WORK TO DO:
Word for word, transcribe the lines below and drop the pictures.
▽
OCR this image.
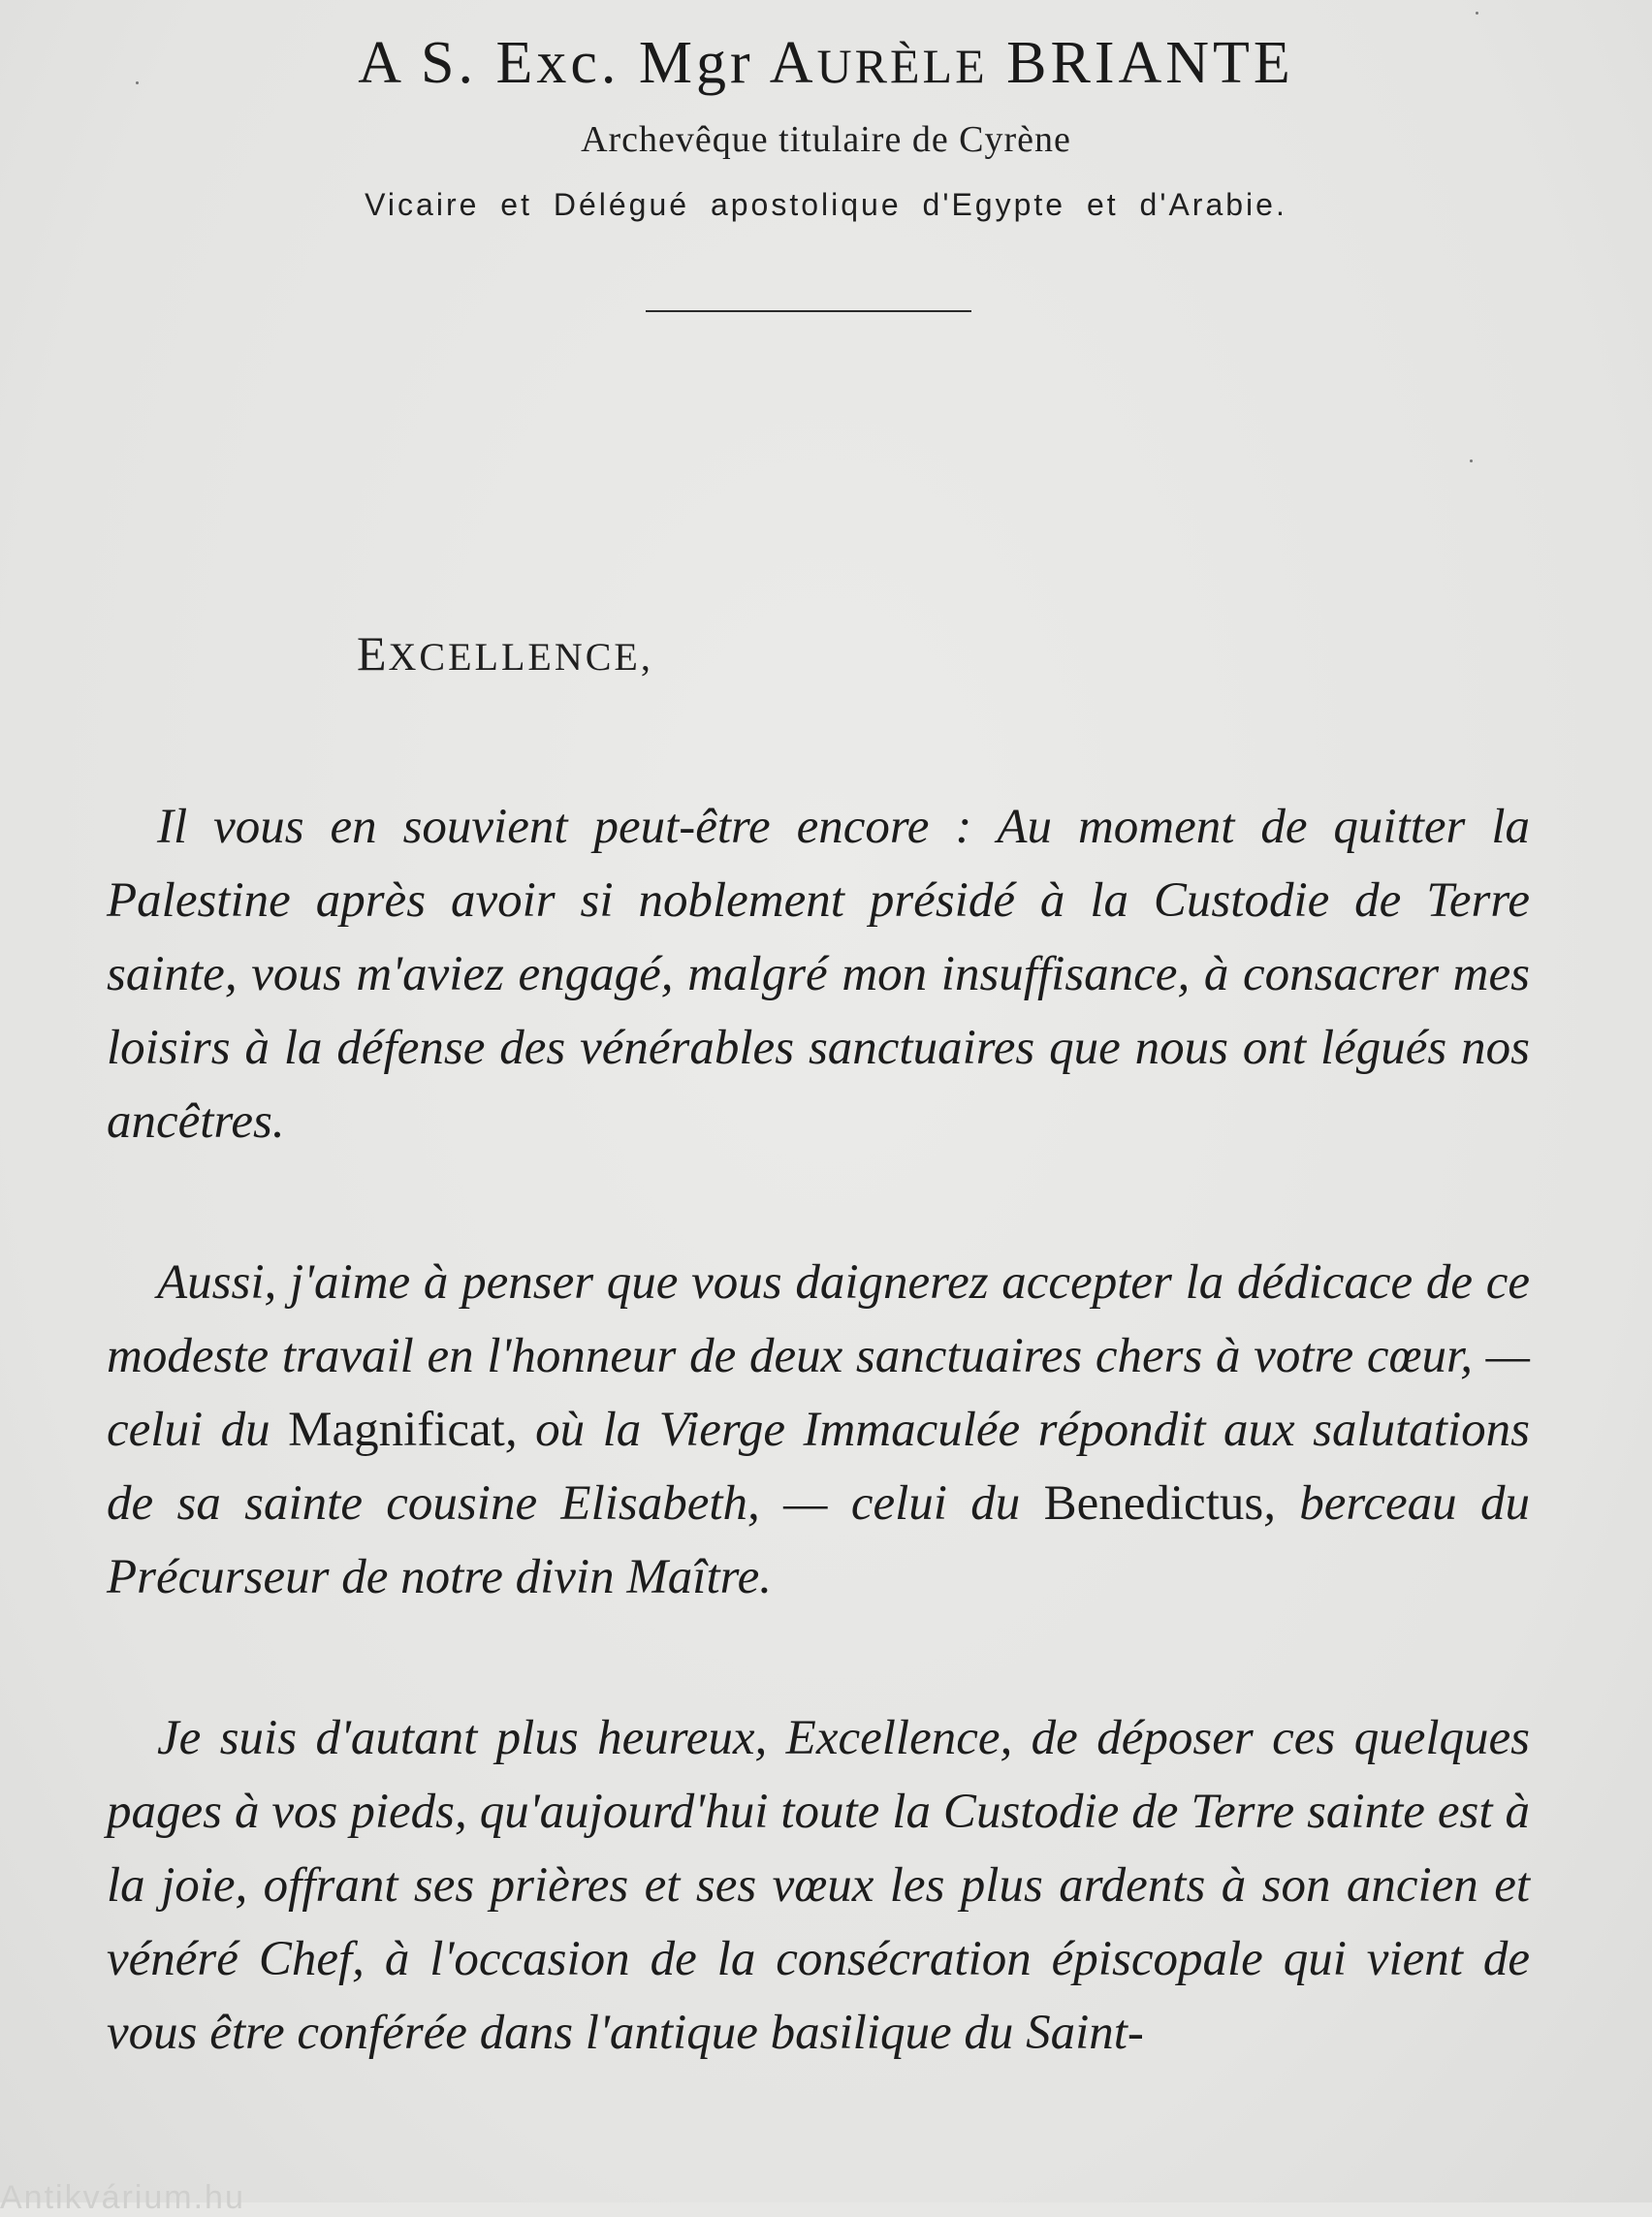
A S. Exc. Mgr AURÈLE BRIANTE
Archevêque titulaire de Cyrène
Vicaire et Délégué apostolique d'Egypte et d'Arabie.
EXCELLENCE,

Il vous en souvient peut-être encore : Au moment de quitter la Palestine après avoir si noblement présidé à la Custodie de Terre sainte, vous m'aviez engagé, malgré mon insuffisance, à consacrer mes loisirs à la défense des vénérables sanctuaires que nous ont légués nos ancêtres.

Aussi, j'aime à penser que vous daignerez accepter la dédicace de ce modeste travail en l'honneur de deux sanctuaires chers à votre cœur, — celui du Magnificat, où la Vierge Immaculée répondit aux salutations de sa sainte cousine Elisabeth, — celui du Benedictus, berceau du Précurseur de notre divin Maître.

Je suis d'autant plus heureux, Excellence, de déposer ces quelques pages à vos pieds, qu'aujourd'hui toute la Custodie de Terre sainte est à la joie, offrant ses prières et ses vœux les plus ardents à son ancien et vénéré Chef, à l'occasion de la consécration épiscopale qui vient de vous être conférée dans l'antique basilique du Saint-

Antikvárium.hu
△
SOLUTION TO THE PROBLEM:
OCR this image.
A S. Exc. Mgr AURÈLE BRIANTE
Archevêque titulaire de Cyrène
Vicaire et Délégué apostolique d'Egypte et d'Arabie.
EXCELLENCE,

Il vous en souvient peut-être encore : Au moment de quitter la Palestine après avoir si noblement présidé à la Custodie de Terre sainte, vous m'aviez engagé, malgré mon insuffisance, à consacrer mes loisirs à la défense des vénérables sanctuaires que nous ont légués nos ancêtres.

Aussi, j'aime à penser que vous daignerez accepter la dédicace de ce modeste travail en l'honneur de deux sanctuaires chers à votre cœur, — celui du Magnificat, où la Vierge Immaculée répondit aux salutations de sa sainte cousine Elisabeth, — celui du Benedictus, berceau du Précurseur de notre divin Maître.

Je suis d'autant plus heureux, Excellence, de déposer ces quelques pages à vos pieds, qu'aujourd'hui toute la Custodie de Terre sainte est à la joie, offrant ses prières et ses vœux les plus ardents à son ancien et vénéré Chef, à l'occasion de la consécration épiscopale qui vient de vous être conférée dans l'antique basilique du Saint-

Antikvárium.hu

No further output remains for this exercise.